### Provided data ###

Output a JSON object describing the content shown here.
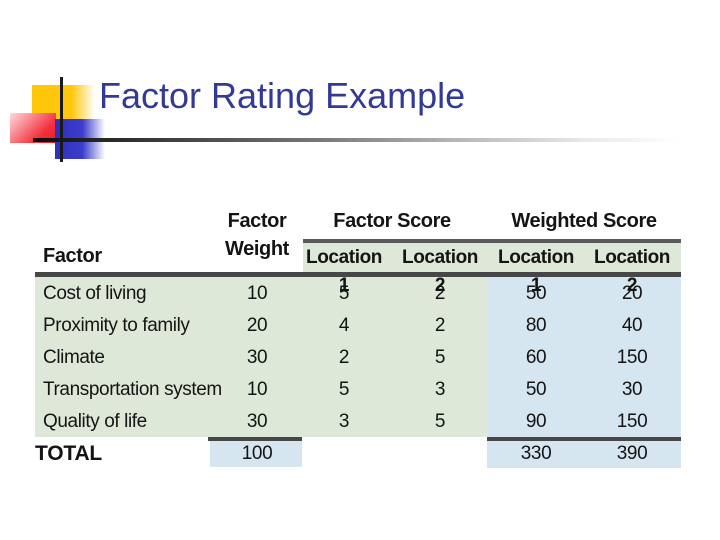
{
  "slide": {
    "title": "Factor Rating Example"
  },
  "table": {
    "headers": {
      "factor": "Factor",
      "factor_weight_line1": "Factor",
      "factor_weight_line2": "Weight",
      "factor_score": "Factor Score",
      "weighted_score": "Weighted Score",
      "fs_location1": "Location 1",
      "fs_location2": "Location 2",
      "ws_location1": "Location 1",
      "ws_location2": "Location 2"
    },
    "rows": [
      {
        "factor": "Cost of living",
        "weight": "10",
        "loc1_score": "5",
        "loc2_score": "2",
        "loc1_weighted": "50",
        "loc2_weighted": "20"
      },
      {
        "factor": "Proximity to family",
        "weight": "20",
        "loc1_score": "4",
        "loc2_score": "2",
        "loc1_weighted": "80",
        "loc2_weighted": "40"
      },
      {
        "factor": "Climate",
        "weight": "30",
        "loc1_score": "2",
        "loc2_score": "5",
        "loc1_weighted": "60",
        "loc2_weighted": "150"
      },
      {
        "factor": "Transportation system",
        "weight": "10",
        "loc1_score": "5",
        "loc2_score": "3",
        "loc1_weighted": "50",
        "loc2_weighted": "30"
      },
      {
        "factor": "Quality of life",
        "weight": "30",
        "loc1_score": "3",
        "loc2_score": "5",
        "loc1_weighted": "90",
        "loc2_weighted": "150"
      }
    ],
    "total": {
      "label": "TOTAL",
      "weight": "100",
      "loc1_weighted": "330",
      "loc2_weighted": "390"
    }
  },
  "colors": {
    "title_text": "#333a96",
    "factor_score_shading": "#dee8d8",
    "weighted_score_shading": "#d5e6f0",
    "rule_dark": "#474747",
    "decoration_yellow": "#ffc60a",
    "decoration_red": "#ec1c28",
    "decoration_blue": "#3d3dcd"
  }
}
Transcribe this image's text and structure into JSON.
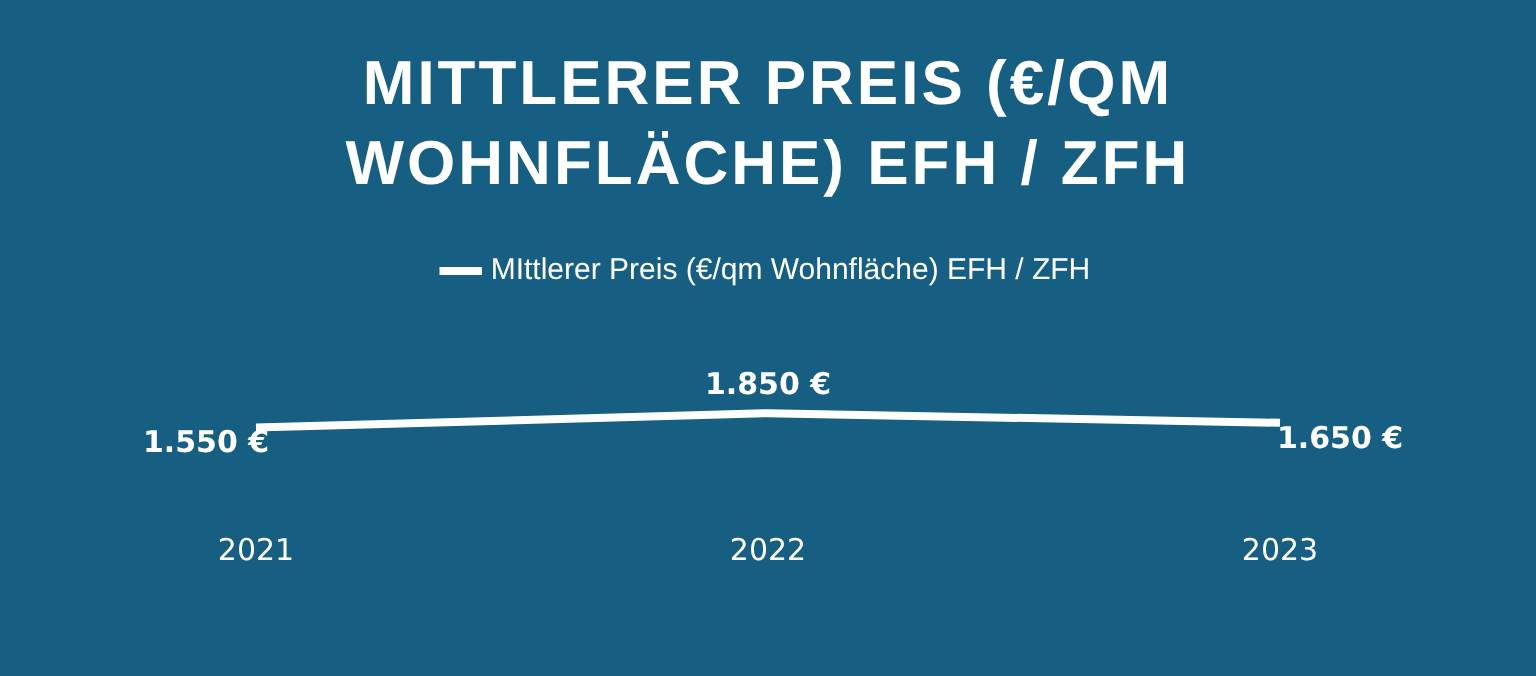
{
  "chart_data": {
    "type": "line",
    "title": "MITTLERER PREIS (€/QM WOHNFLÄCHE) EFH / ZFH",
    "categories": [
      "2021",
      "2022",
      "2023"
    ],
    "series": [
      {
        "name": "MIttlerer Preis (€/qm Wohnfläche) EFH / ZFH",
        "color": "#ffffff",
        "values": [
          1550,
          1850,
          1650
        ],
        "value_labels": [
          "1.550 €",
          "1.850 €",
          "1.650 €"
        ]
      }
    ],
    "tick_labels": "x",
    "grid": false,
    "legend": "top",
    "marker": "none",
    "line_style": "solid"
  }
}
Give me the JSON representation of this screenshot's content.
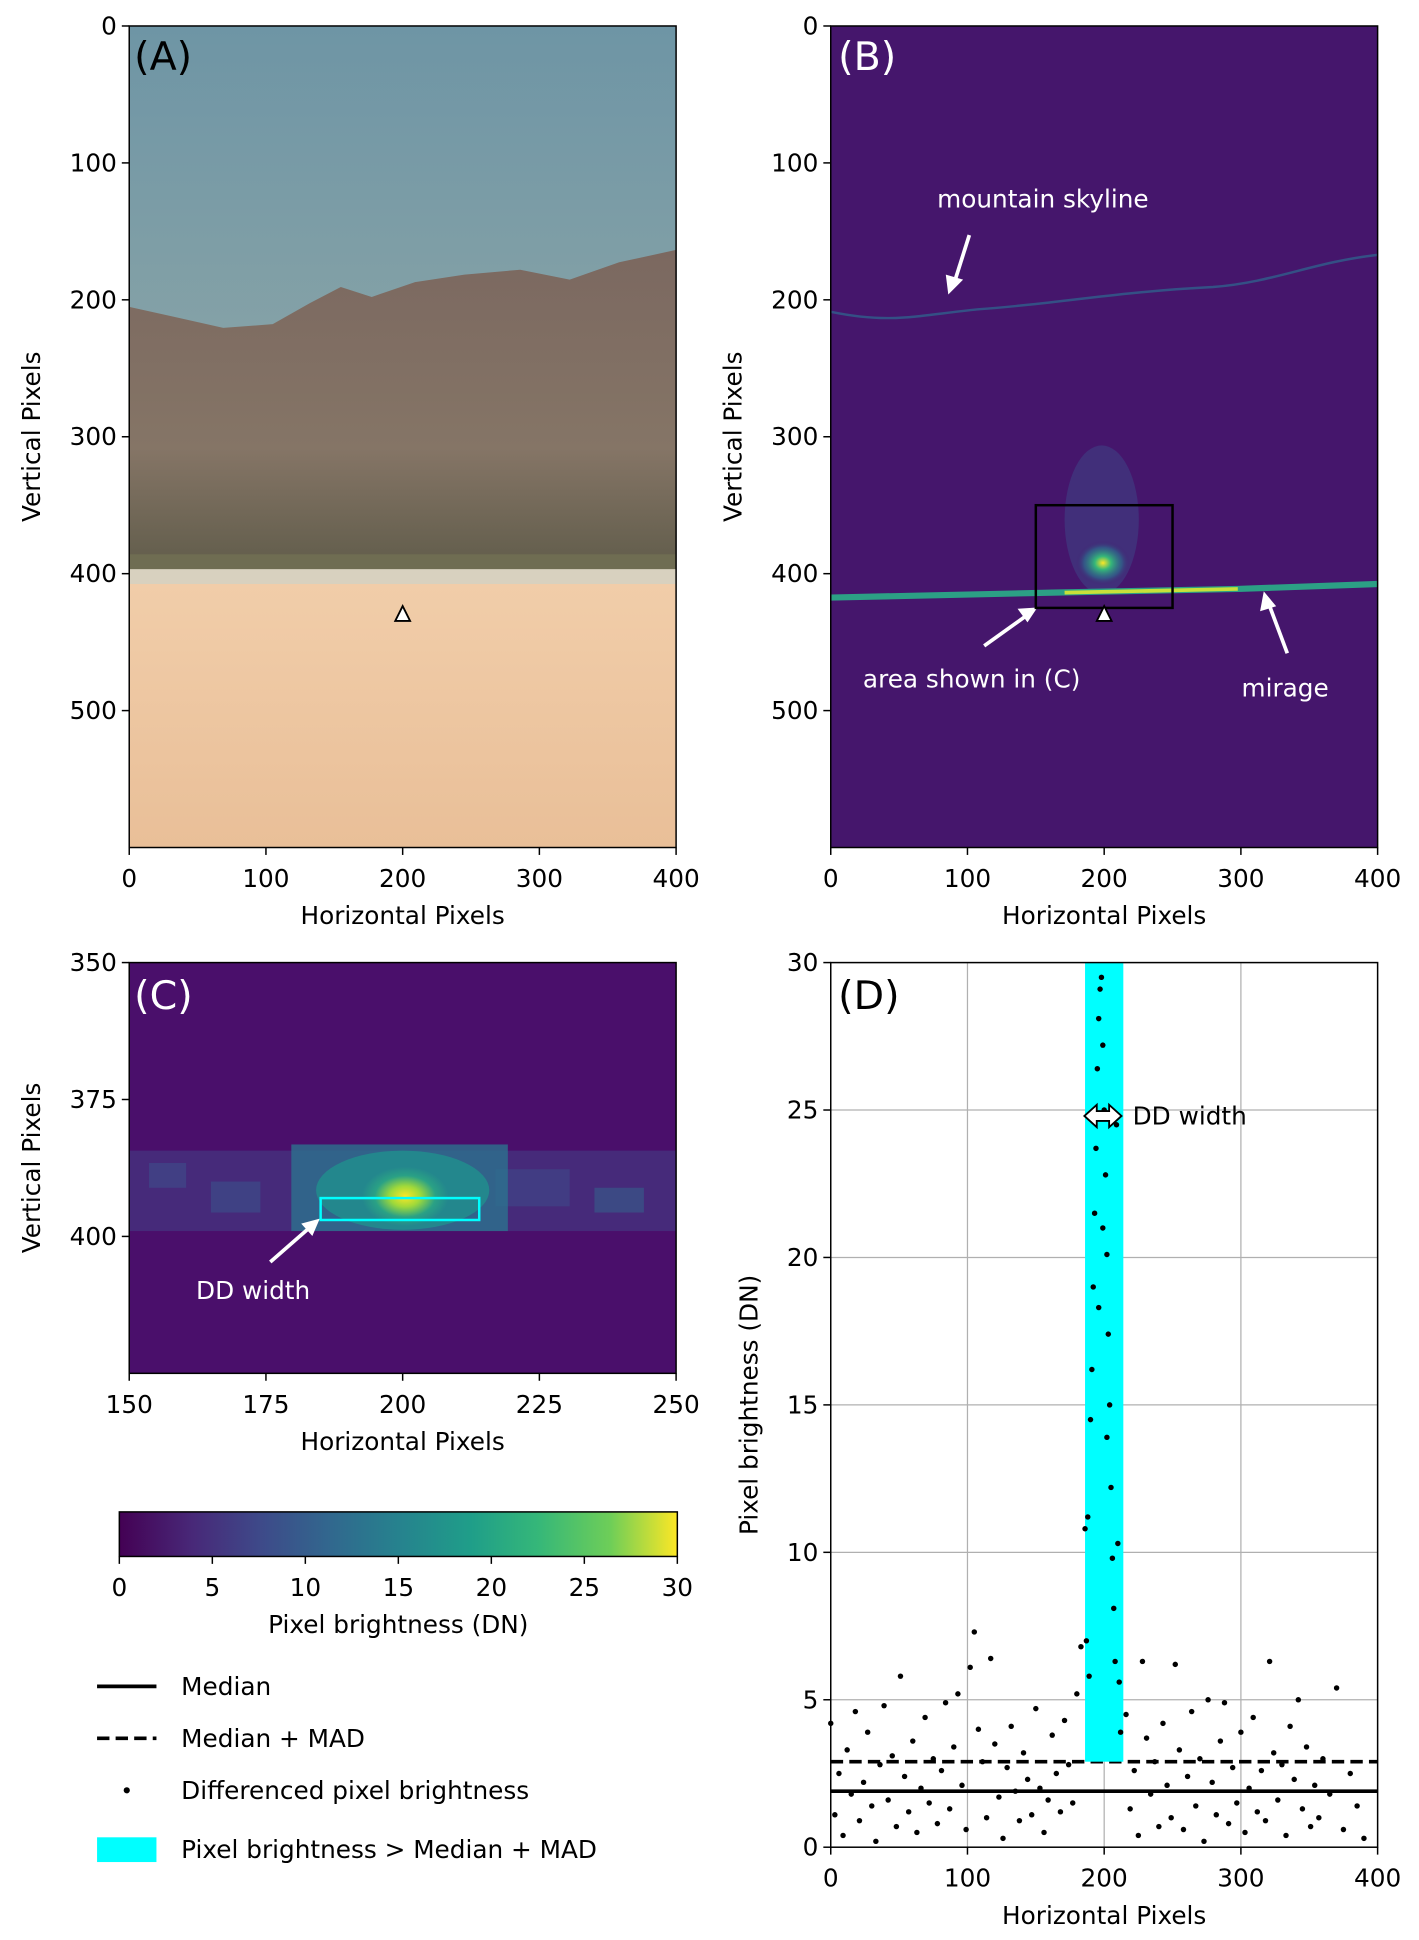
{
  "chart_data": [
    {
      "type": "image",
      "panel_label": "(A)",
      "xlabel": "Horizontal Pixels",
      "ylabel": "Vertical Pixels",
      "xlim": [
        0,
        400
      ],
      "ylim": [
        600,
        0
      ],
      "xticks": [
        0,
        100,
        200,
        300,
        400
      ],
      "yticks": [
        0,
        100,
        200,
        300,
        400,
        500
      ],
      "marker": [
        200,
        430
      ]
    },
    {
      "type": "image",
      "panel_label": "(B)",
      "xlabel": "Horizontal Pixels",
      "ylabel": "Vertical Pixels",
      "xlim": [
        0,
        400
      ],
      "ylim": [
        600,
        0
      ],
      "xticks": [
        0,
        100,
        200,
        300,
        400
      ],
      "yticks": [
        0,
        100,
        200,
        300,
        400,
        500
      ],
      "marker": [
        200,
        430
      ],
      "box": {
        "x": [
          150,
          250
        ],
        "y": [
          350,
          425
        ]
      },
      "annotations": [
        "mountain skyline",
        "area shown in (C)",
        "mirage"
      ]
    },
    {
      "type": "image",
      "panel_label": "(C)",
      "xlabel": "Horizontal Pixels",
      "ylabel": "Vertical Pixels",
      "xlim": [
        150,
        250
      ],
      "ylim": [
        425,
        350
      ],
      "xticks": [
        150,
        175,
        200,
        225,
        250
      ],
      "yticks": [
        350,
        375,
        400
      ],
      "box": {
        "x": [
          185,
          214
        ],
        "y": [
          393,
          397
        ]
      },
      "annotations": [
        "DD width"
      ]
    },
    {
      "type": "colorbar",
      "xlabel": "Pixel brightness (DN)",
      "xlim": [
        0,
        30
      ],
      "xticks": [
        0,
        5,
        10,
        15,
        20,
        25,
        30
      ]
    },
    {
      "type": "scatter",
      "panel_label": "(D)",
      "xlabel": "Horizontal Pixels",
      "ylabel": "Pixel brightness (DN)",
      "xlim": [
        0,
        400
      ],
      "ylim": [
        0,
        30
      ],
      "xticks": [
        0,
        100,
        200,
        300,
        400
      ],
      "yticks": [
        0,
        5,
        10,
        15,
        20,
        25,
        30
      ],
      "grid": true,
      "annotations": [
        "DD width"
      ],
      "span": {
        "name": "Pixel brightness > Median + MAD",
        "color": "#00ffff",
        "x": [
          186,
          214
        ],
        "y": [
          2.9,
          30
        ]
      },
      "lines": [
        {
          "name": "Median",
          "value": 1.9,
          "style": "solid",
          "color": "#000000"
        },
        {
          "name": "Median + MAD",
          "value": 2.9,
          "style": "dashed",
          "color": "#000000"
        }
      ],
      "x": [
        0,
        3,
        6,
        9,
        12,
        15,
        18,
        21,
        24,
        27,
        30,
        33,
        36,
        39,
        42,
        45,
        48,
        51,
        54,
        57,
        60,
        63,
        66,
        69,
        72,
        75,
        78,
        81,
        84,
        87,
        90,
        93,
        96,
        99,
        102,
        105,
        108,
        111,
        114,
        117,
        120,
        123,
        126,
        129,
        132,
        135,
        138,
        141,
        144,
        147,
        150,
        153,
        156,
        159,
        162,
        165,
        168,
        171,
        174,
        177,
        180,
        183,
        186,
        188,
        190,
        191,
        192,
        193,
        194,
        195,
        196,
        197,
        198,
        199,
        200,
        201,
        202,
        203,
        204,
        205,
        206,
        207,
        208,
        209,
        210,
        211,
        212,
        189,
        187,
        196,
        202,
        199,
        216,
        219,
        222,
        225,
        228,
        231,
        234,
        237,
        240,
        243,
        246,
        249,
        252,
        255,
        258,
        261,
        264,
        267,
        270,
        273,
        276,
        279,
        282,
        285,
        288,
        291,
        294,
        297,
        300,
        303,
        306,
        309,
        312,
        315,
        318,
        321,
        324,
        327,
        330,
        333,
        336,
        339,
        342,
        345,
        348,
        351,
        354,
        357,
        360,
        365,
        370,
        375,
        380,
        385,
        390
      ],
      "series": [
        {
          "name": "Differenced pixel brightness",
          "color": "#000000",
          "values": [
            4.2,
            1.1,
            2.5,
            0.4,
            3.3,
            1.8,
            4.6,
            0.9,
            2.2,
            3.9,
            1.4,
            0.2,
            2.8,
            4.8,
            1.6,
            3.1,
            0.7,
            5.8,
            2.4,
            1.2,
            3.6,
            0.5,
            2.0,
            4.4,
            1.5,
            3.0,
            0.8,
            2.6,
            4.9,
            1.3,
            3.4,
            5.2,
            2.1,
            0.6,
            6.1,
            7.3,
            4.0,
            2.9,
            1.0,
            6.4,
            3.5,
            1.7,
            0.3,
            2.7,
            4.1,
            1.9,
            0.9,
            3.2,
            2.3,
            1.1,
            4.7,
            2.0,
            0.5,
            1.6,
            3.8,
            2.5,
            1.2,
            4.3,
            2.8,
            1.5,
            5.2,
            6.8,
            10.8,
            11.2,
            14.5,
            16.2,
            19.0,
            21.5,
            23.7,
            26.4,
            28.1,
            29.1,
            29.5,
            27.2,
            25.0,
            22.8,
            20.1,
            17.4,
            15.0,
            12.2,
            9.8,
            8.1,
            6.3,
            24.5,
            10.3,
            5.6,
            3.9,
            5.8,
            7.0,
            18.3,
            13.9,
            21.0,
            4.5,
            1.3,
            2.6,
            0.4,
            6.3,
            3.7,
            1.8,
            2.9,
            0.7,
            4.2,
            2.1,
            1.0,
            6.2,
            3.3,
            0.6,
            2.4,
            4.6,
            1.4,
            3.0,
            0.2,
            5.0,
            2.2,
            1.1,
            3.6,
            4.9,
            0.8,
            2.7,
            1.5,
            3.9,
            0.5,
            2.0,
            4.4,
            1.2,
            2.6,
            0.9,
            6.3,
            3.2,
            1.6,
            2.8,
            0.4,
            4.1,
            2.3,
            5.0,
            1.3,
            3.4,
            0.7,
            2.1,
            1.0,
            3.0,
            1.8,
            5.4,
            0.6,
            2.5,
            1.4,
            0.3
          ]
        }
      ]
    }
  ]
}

###

Compute the number of lines above that contain the string "shown". Reply with that value only.

▶ **Written response**:
2